What to do:
a: Translate this sentence from the Otto Teller passage into Spanish: "His father once grew grapes on Lake Erie."
b: Reproduce verbatim everything in the Otto Teller passage from "By the 1970’s, Teller" down to "large and small.".

Excerpted passage:
----

Welcome To Oak Hill Farm of Sonoma

OTTO TELLER—A FARMER WITH A CONSCIENCE

Otto Teller came from a farming background. His father once grew grapes on Lake Erie. When Teller returned to farming after a stint in the Army Air Corps during WWII, he refused to join neighboring farmers in embracing the new chemical miracles that were sweeping the farming industry. “I didn’t need all those chemical fertilizers and herbicides and pesticides,” he said, years later. The controversy around Rachel Carson’s “Silent Spring,” which emerged around that time, likely helped solidify his conservationist convictions.

By the 1970’s, Teller was a full fledged conservationist, bringing not only such “radical” organizations as the Farallones Institute onto the farm to direct the farming operations, but also playing a pivotal role in the founding of Trout Unlimited, serving on the board of Ducks Unlimited, and contributing to conservation efforts around the country, both large and small.

----

Data provided:
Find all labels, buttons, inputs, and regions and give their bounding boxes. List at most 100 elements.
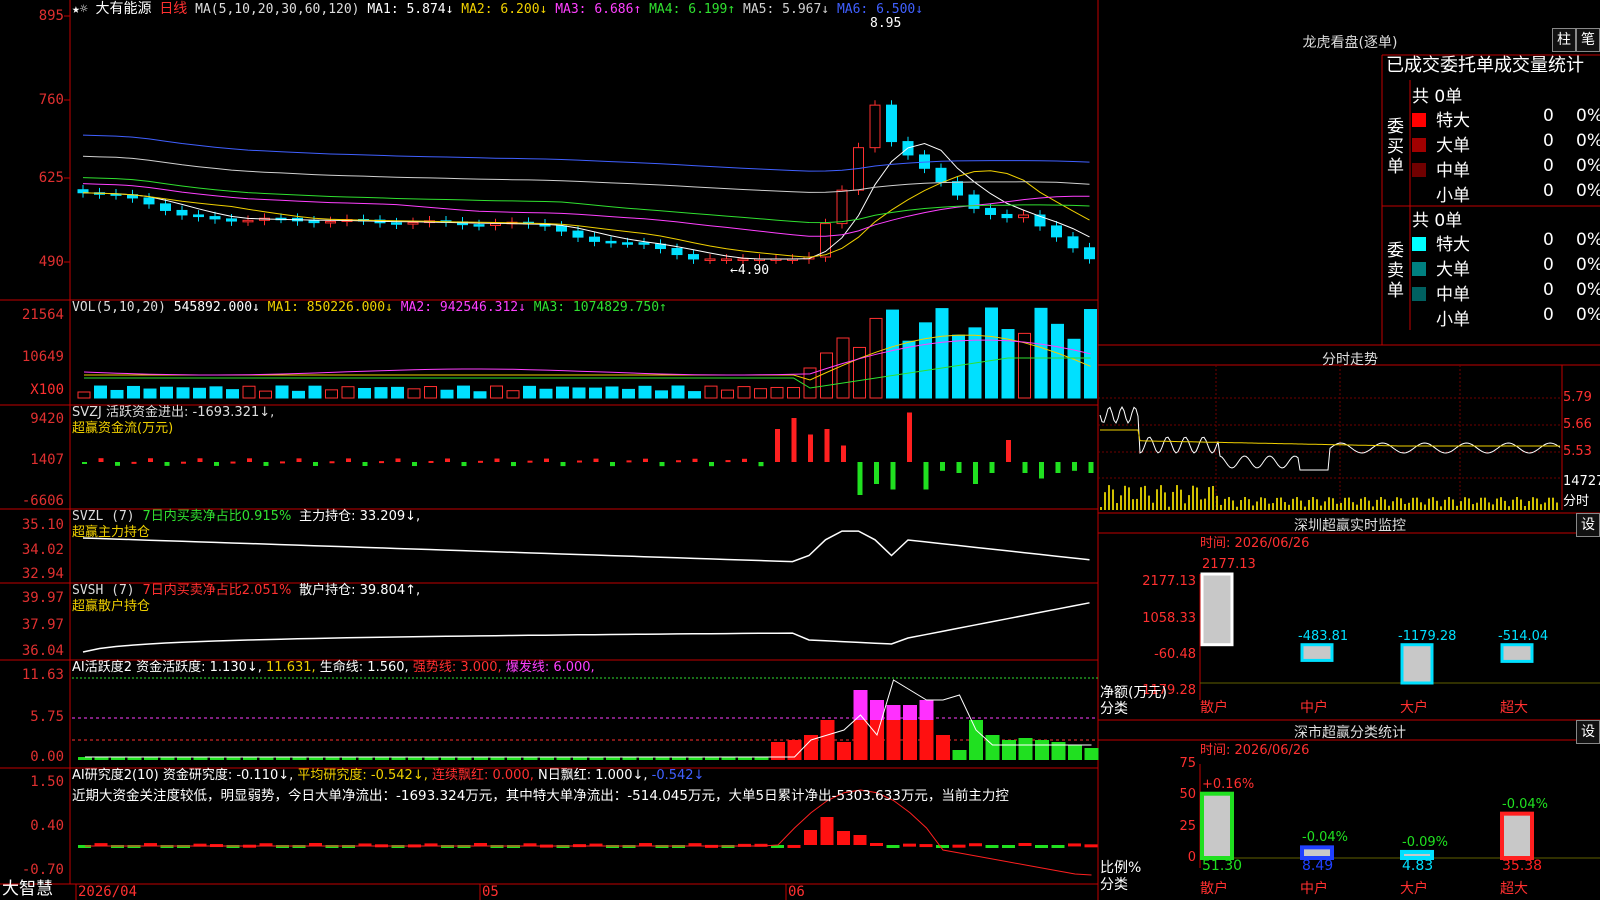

----

Exercise responses:
a: Su padre cultivó uvas en otro tiempo junto al lago Erie.

b:
By the 1970’s, Teller was a full fledged conservationist, bringing not only such “radical” organizations as the Farallones Institute onto the farm to direct the farming operations, but also playing a pivotal role in the founding of Trout Unlimited, serving on the board of Ducks Unlimited, and contributing to conservation efforts around the country, both large and small.